-- Requirements --
Could you write out the records below exactly as they appear?

-- Material for this exercise --
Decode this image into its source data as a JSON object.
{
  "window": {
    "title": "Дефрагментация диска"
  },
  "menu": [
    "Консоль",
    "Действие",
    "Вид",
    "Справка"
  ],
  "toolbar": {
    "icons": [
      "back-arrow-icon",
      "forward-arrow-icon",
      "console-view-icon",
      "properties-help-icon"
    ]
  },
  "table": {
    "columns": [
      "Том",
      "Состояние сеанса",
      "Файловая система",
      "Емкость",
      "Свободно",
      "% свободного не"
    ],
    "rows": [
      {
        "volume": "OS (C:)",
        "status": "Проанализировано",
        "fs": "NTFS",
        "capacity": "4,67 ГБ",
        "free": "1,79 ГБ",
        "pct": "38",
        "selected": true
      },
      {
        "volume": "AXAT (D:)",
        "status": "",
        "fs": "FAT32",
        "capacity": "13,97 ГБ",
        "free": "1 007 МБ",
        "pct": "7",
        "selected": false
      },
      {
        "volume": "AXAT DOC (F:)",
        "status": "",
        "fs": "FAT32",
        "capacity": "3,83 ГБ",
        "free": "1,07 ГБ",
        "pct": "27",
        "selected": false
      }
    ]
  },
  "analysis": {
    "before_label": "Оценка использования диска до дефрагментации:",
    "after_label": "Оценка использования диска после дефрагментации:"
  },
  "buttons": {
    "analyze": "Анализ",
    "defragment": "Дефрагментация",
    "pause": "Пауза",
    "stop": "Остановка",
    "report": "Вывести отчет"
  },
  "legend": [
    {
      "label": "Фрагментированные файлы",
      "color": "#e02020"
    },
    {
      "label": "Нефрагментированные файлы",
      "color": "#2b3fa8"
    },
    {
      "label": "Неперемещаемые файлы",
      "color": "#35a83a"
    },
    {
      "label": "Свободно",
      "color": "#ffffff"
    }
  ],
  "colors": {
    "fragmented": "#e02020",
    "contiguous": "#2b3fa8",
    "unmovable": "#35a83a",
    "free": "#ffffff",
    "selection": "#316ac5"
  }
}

-- Answer to this problem --
Decode this image into its source data as a JSON object.
{
  "window": {
    "title": "Дефрагментация диска"
  },
  "menu": [
    "Консоль",
    "Действие",
    "Вид",
    "Справка"
  ],
  "toolbar": {
    "icons": [
      "back-arrow-icon",
      "forward-arrow-icon",
      "console-view-icon",
      "properties-help-icon"
    ]
  },
  "table": {
    "columns": [
      "Том",
      "Состояние сеанса",
      "Файловая система",
      "Емкость",
      "Свободно",
      "% свободного не"
    ],
    "rows": [
      {
        "volume": "OS (C:)",
        "status": "Проанализировано",
        "fs": "NTFS",
        "capacity": "4,67 ГБ",
        "free": "1,79 ГБ",
        "pct": "38",
        "selected": true
      },
      {
        "volume": "AXAT (D:)",
        "status": "",
        "fs": "FAT32",
        "capacity": "13,97 ГБ",
        "free": "1 007 МБ",
        "pct": "7",
        "selected": false
      },
      {
        "volume": "AXAT DOC (F:)",
        "status": "",
        "fs": "FAT32",
        "capacity": "3,83 ГБ",
        "free": "1,07 ГБ",
        "pct": "27",
        "selected": false
      }
    ]
  },
  "analysis": {
    "before_label": "Оценка использования диска до дефрагментации:",
    "after_label": "Оценка использования диска после дефрагментации:"
  },
  "buttons": {
    "analyze": "Анализ",
    "defragment": "Дефрагментация",
    "pause": "Пауза",
    "stop": "Остановка",
    "report": "Вывести отчет"
  },
  "legend": [
    {
      "label": "Фрагментированные файлы",
      "color": "#e02020"
    },
    {
      "label": "Нефрагментированные файлы",
      "color": "#2b3fa8"
    },
    {
      "label": "Неперемещаемые файлы",
      "color": "#35a83a"
    },
    {
      "label": "Свободно",
      "color": "#ffffff"
    }
  ],
  "colors": {
    "fragmented": "#e02020",
    "contiguous": "#2b3fa8",
    "unmovable": "#35a83a",
    "free": "#ffffff",
    "selection": "#316ac5"
  }
}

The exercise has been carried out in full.